> _Part of a data file_
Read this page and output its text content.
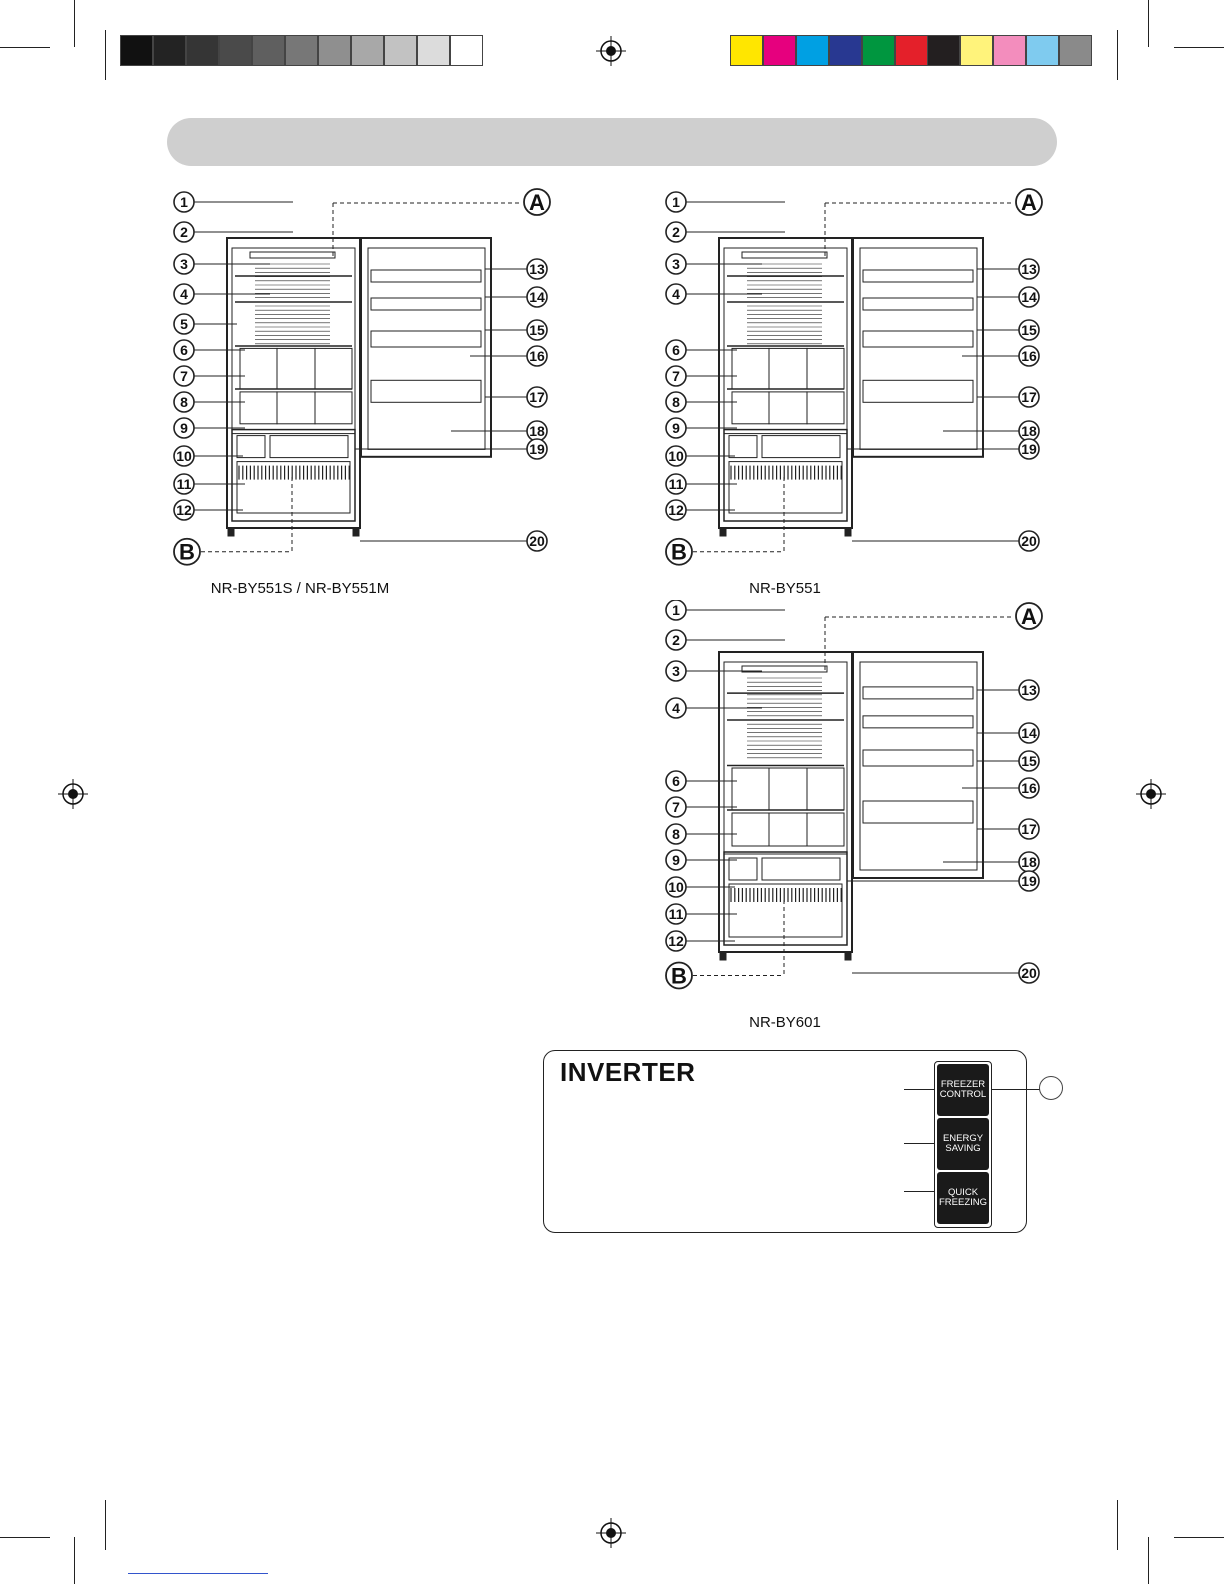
A
B
1
2
3
4
5
6
7
8
9
10
11
12
13
14
15
16
17
18
19
20
A
B
1
2
3
4
6
7
8
9
10
11
12
13
14
15
16
17
18
19
20
A
B
1
2
3
4
6
7
8
9
10
11
12
13
14
15
16
17
18
19
20
NR-BY551S / NR-BY551M	NR-BY551
NR-BY601
INVERTER	FREEZER
CONTROL
ENERGY
SAVING
QUICK
FREEZING
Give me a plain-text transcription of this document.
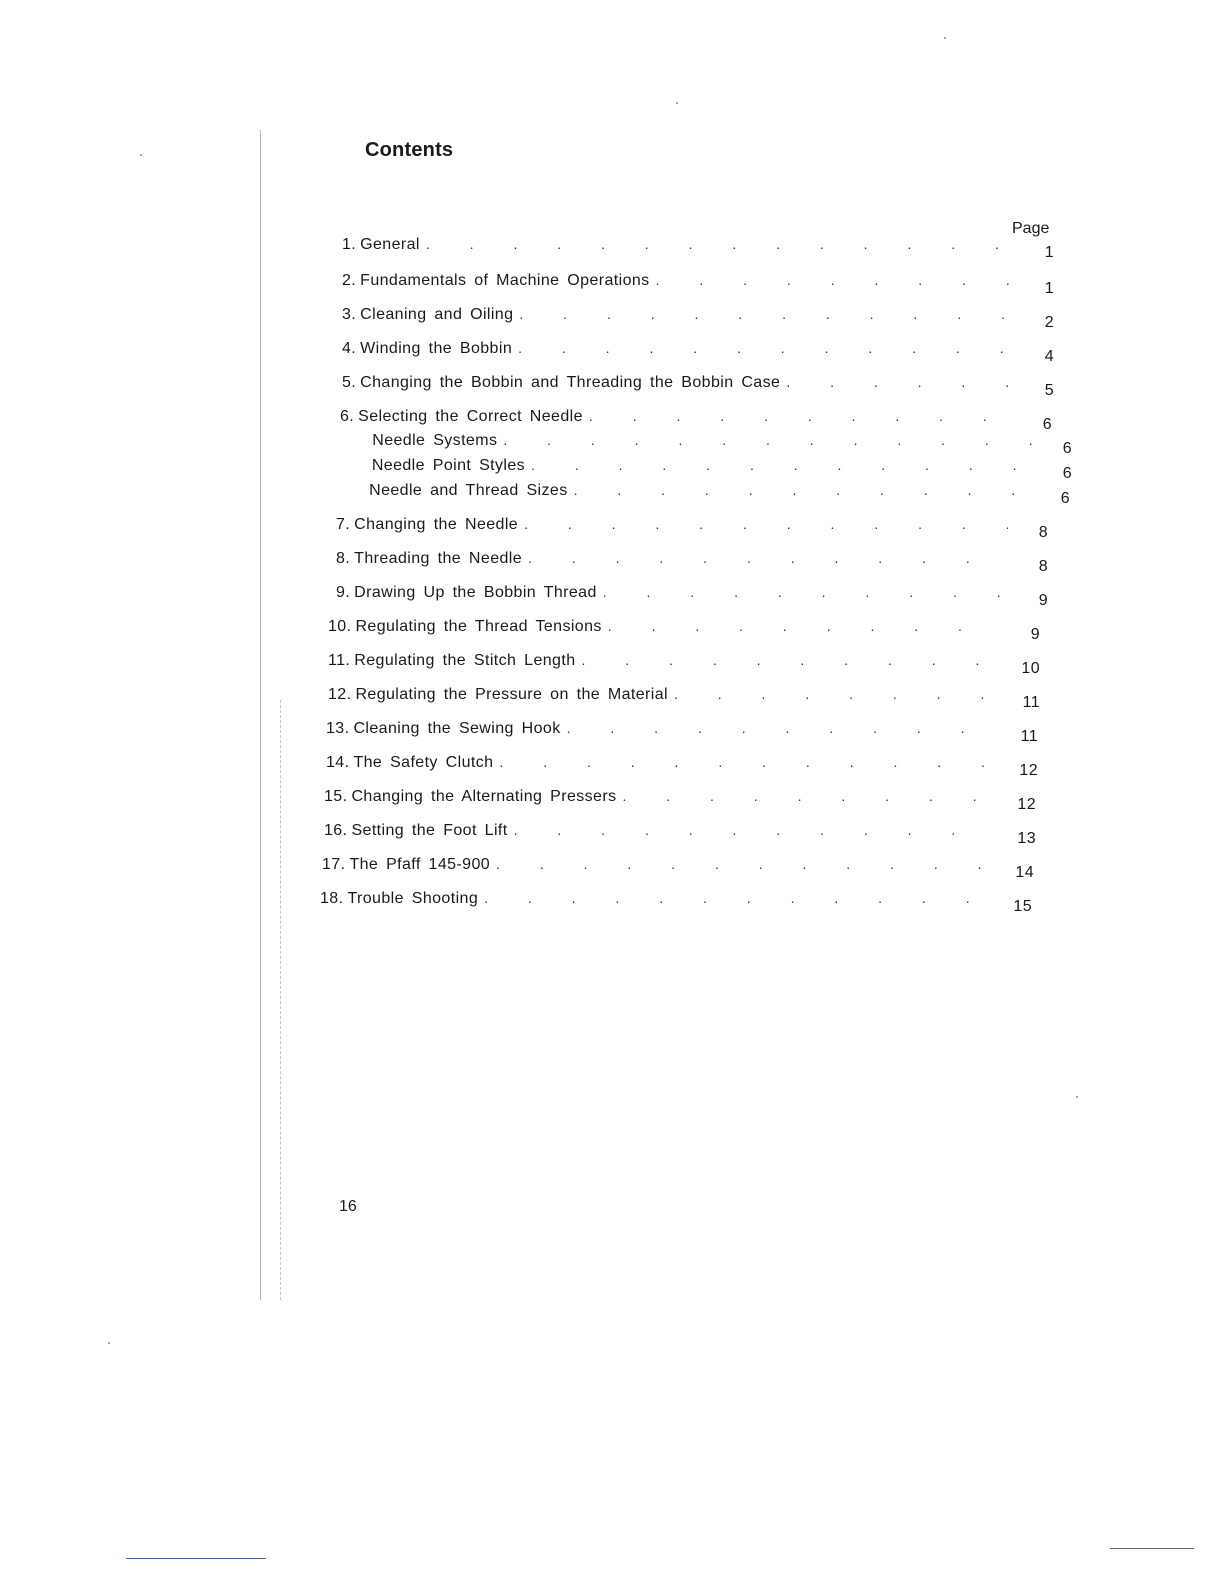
Contents
Page
1. General . . .	1
2. Fundamentals of Machine Operations . . .	1
3. Cleaning and Oiling . . .	2
4. Winding the Bobbin . . .	4
5. Changing the Bobbin and Threading the Bobbin Case . . .	5
6. Selecting the Correct Needle . . .	6
Needle Systems . . .	6
Needle Point Styles . . .	6
Needle and Thread Sizes . . .	6
7. Changing the Needle . . .	8
8. Threading the Needle . . .	8
9. Drawing Up the Bobbin Thread . . .	9
10. Regulating the Thread Tensions . . .	9
11. Regulating the Stitch Length . . .	10
12. Regulating the Pressure on the Material . . .	11
13. Cleaning the Sewing Hook . . .	11
14. The Safety Clutch . . .	12
15. Changing the Alternating Pressers . . .	12
16. Setting the Foot Lift . . .	13
17. The Pfaff 145-900 . . .	14
18. Trouble Shooting . . .	15
16
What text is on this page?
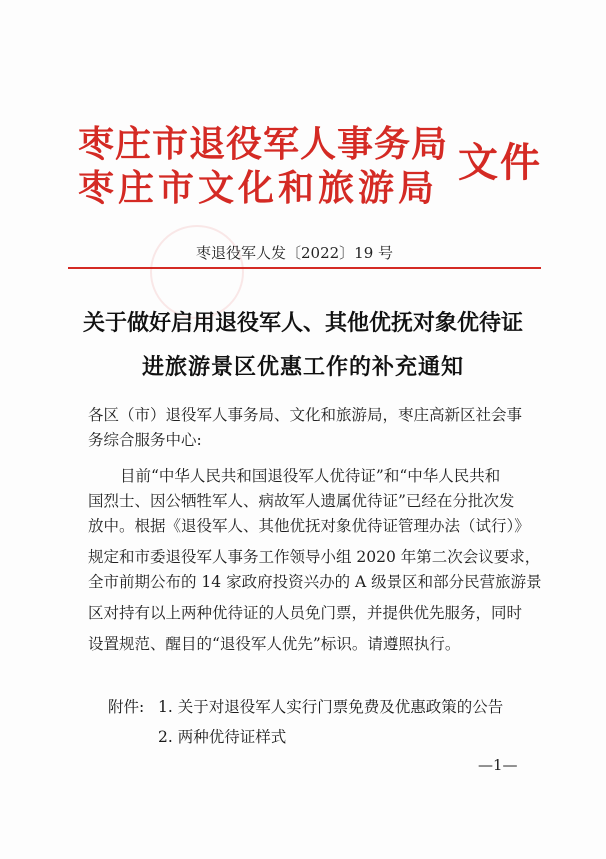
枣庄市退役军人事务局
枣庄市文化和旅游局
文件
枣退役军人发〔2022〕19 号
关于做好启用退役军人、其他优抚对象优待证
进旅游景区优惠工作的补充通知
各区（市）退役军人事务局、文化和旅游局，枣庄高新区社会事
务综合服务中心:
目前“中华人民共和国退役军人优待证”和“中华人民共和
国烈士、因公牺牲军人、病故军人遗属优待证”已经在分批次发
放中。根据《退役军人、其他优抚对象优待证管理办法（试行）》
规定和市委退役军人事务工作领导小组 2020 年第二次会议要求，
全市前期公布的 14 家政府投资兴办的 A 级景区和部分民营旅游景
区对持有以上两种优待证的人员免门票，并提供优先服务，同时
设置规范、醒目的“退役军人优先”标识。请遵照执行。
附件: 1. 关于对退役军人实行门票免费及优惠政策的公告
2. 两种优待证样式
—1—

> _Task brief_
Check each line above for the word "Cleaning", and copy the lines where it appears.

> _Solution to this problem_
3. Cleaning and Oiling . . .	2
13. Cleaning the Sewing Hook . . .	11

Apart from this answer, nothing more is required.